[EXERCISE DIRECTIONS]
Pick out the lines below that contain the string "использования" and copy them all.

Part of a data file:
■ ■ ■ ■ ■
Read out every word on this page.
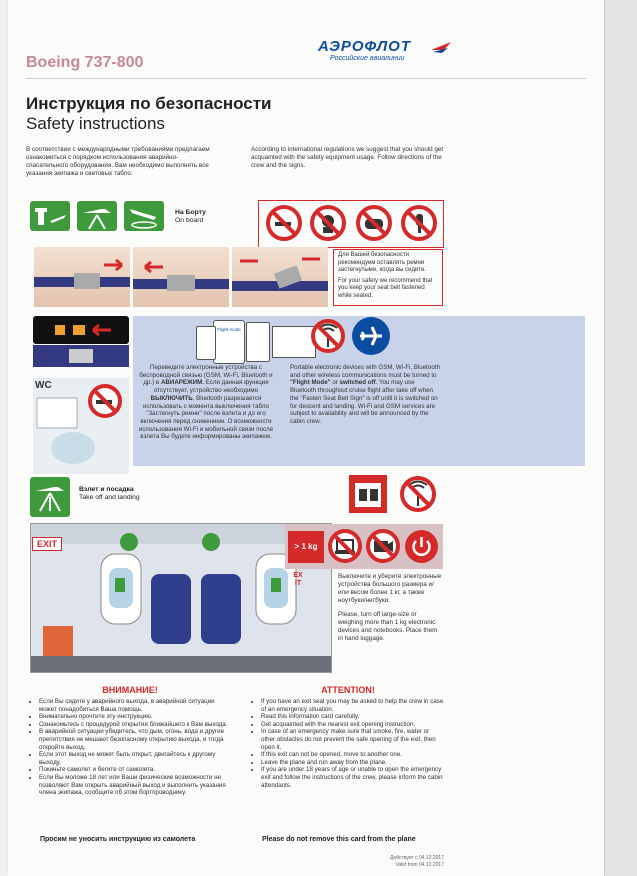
Boeing 737-800
АЭРОФЛОТ
Российские авиалинии
Инструкция по безопасности
Safety instructions
В соответствии с международными требованиями предлагаем ознакомиться с порядком использования аварийно-спасательного оборудования. Вам необходимо выполнять все указания экипажа и световых табло.
According to international regulations we suggest that you should get acquainted with the safety equipment usage. Follow directions of the crew and the signs.
На Борту
On board
Для Вашей безопасности рекомендуем оставлять ремни застегнутыми, когда вы сидите.
For your safety we recommend that you keep your seat belt fastened while seated.
WC
Flight mode
Переведите электронные устройства с беспроводной связью (GSM, Wi-Fi, Bluetooth и др.) в АВИАРЕЖИМ. Если данная функция отсутствует, устройство необходимо ВЫКЛЮЧИТЬ. Bluetooth разрешается использовать с момента выключения табло "Застегнуть ремни" после взлета и до его включения перед снижением. О возможности использования Wi-Fi и мобильной связи после взлета Вы будете информированы экипажем.
Portable electronic devices with GSM, Wi-Fi, Bluetooth and other wireless communications must be turned to "Flight Mode" or switched off. You may use Bluetooth throughout cruise flight after take off when the "Fasten Seat Belt Sign" is off until it is switched on for descent and landing. Wi-Fi and GSM services are subject to availability and will be announced by the cabin crew.
Взлет и посадка
Take off and landing
EXIT
EXIT
> 1 kg
Выключите и уберите электронные устройства большого размера и/или весом более 1 кг, а также ноутбуки/нетбуки.
Please, turn off large-size or weighing more than 1 kg electronic devices and notebooks. Place them in hand luggage.
ВНИМАНИЕ!
• Если Вы сидите у аварийного выхода, в аварийной ситуации может понадобиться Ваша помощь.
• Внимательно прочтите эту инструкцию.
• Ознакомьтесь с процедурой открытия ближайшего к Вам выхода.
• В аварийной ситуации убедитесь, что дым, огонь, вода и другие препятствия не мешают безопасному открытию выхода, и тогда откройте выход.
• Если этот выход не может быть открыт, двигайтесь к другому выходу.
• Покиньте самолет и бегите от самолета.
• Если Вы моложе 18 лет или Ваши физические возможности не позволяют Вам открыть аварийный выход и выполнить указания члена экипажа, сообщите об этом бортпроводнику.
ATTENTION!
• If you have an exit seat you may be asked to help the crew in case of an emergency situation.
• Read this information card carefully.
• Get acquainted with the nearest exit opening instruction.
• In case of an emergency make sure that smoke, fire, water or other obstacles do not prevent the safe opening of the exit, then open it.
• If this exit can not be opened, move to another one.
• Leave the plane and run away from the plane.
• If you are under 18 years of age or unable to open the emergency exit and follow the instructions of the crew, please inform the cabin attendants.
Просим не уносить инструкцию из самолета	Please do not remove this card from the plane
Действует с 04.12.2017
Valid from 04.12.2017
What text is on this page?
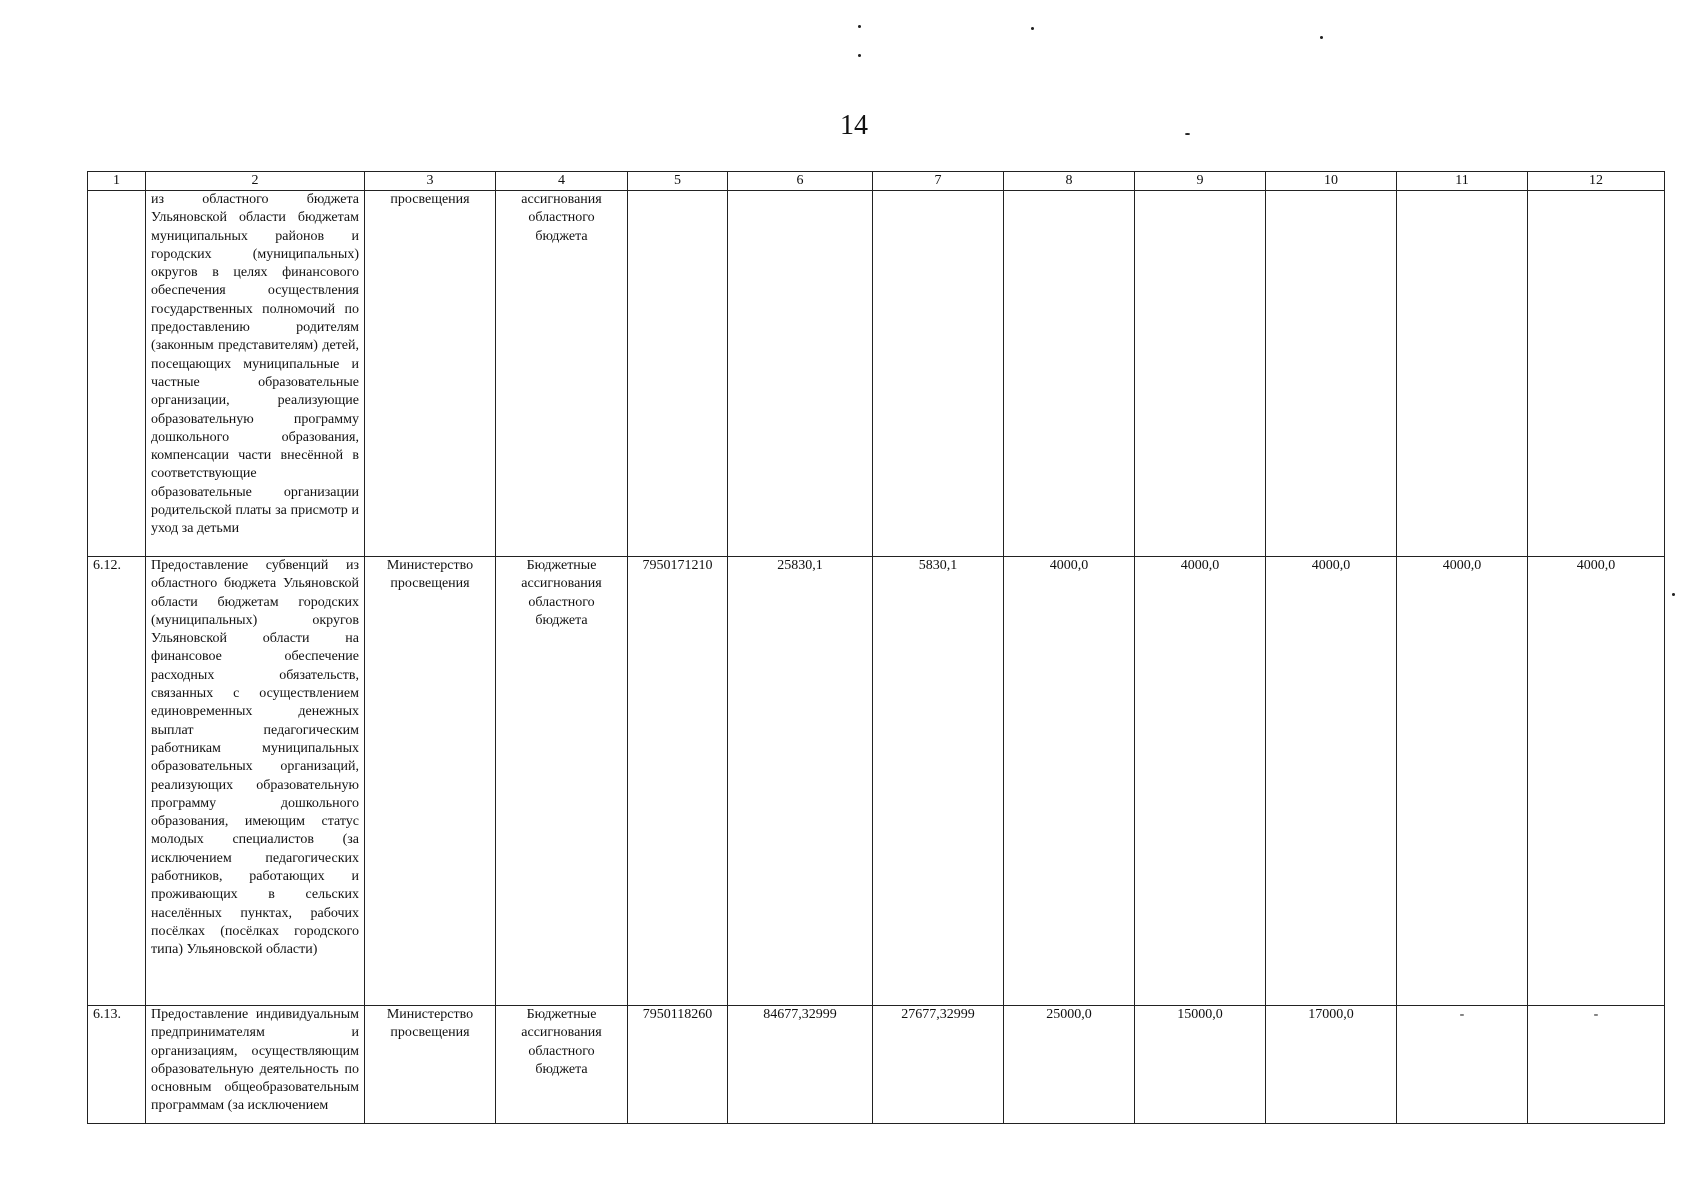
14
1	2	3	4	5	6	7	8	9	10	11	12
	из областного бюджета Ульяновской области бюджетам муниципальных районов и городских (муниципальных) округов в целях финансового обеспечения осуществления государственных полномочий по предоставлению родителям (законным представителям) детей, посещающих муниципальные и частные образовательные организации, реализующие образовательную программу дошкольного образования, компенсации части внесённой в соответствующие образовательные организации родительской платы за присмотр и уход за детьми	просвещения	ассигнования областного бюджета								
6.12.	Предоставление субвенций из областного бюджета Ульяновской области бюджетам городских (муниципальных) округов Ульяновской области на финансовое обеспечение расходных обязательств, связанных с осуществлением единовременных денежных выплат педагогическим работникам муниципальных образовательных организаций, реализующих образовательную программу дошкольного образования, имеющим статус молодых специалистов (за исключением педагогических работников, работающих и проживающих в сельских населённых пунктах, рабочих посёлках (посёлках городского типа) Ульяновской области)	Министерство просвещения	Бюджетные ассигнования областного бюджета	7950171210	25830,1	5830,1	4000,0	4000,0	4000,0	4000,0	4000,0
6.13.	Предоставление индивидуальным предпринимателям и организациям, осуществляющим образовательную деятельность по основным общеобразовательным программам (за исключением	Министерство просвещения	Бюджетные ассигнования областного бюджета	7950118260	84677,32999	27677,32999	25000,0	15000,0	17000,0	-	-
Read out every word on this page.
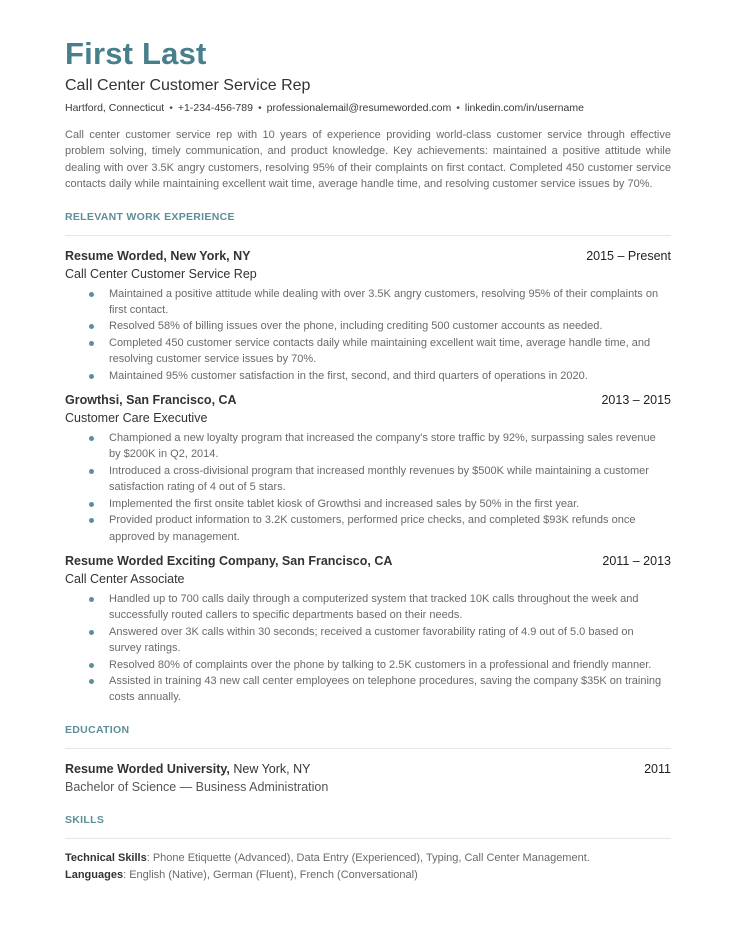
First Last
Call Center Customer Service Rep
Hartford, Connecticut • +1-234-456-789 • professionalemail@resumeworded.com • linkedin.com/in/username
Call center customer service rep with 10 years of experience providing world-class customer service through effective problem solving, timely communication, and product knowledge. Key achievements: maintained a positive attitude while dealing with over 3.5K angry customers, resolving 95% of their complaints on first contact. Completed 450 customer service contacts daily while maintaining excellent wait time, average handle time, and resolving customer service issues by 70%.
RELEVANT WORK EXPERIENCE
Resume Worded, New York, NY	2015 – Present
Call Center Customer Service Rep
Maintained a positive attitude while dealing with over 3.5K angry customers, resolving 95% of their complaints on first contact.
Resolved 58% of billing issues over the phone, including crediting 500 customer accounts as needed.
Completed 450 customer service contacts daily while maintaining excellent wait time, average handle time, and resolving customer service issues by 70%.
Maintained 95% customer satisfaction in the first, second, and third quarters of operations in 2020.
Growthsi, San Francisco, CA	2013 – 2015
Customer Care Executive
Championed a new loyalty program that increased the company's store traffic by 92%, surpassing sales revenue by $200K in Q2, 2014.
Introduced a cross-divisional program that increased monthly revenues by $500K while maintaining a customer satisfaction rating of 4 out of 5 stars.
Implemented the first onsite tablet kiosk of Growthsi and increased sales by 50% in the first year.
Provided product information to 3.2K customers, performed price checks, and completed $93K refunds once approved by management.
Resume Worded Exciting Company, San Francisco, CA	2011 – 2013
Call Center Associate
Handled up to 700 calls daily through a computerized system that tracked 10K calls throughout the week and successfully routed callers to specific departments based on their needs.
Answered over 3K calls within 30 seconds; received a customer favorability rating of 4.9 out of 5.0 based on survey ratings.
Resolved 80% of complaints over the phone by talking to 2.5K customers in a professional and friendly manner.
Assisted in training 43 new call center employees on telephone procedures, saving the company $35K on training costs annually.
EDUCATION
Resume Worded University, New York, NY	2011
Bachelor of Science — Business Administration
SKILLS
Technical Skills: Phone Etiquette (Advanced), Data Entry (Experienced), Typing, Call Center Management.
Languages: English (Native), German (Fluent), French (Conversational)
■ ■ ■ ■ ■
[IN RESPONSE]
В соответствии с международными требованиями предлагаем ознакомиться с порядком использования аварийно-спасательного оборудования. Вам необходимо выполнять все указания экипажа и световых табло.
Переведите электронные устройства с беспроводной связью (GSM, Wi-Fi, Bluetooth и др.) в АВИАРЕЖИМ. Если данная функция отсутствует, устройство необходимо ВЫКЛЮЧИТЬ. Bluetooth разрешается использовать с момента выключения табло "Застегнуть ремни" после взлета и до его включения перед снижением. О возможности использования Wi-Fi и мобильной связи после взлета Вы будете информированы экипажем.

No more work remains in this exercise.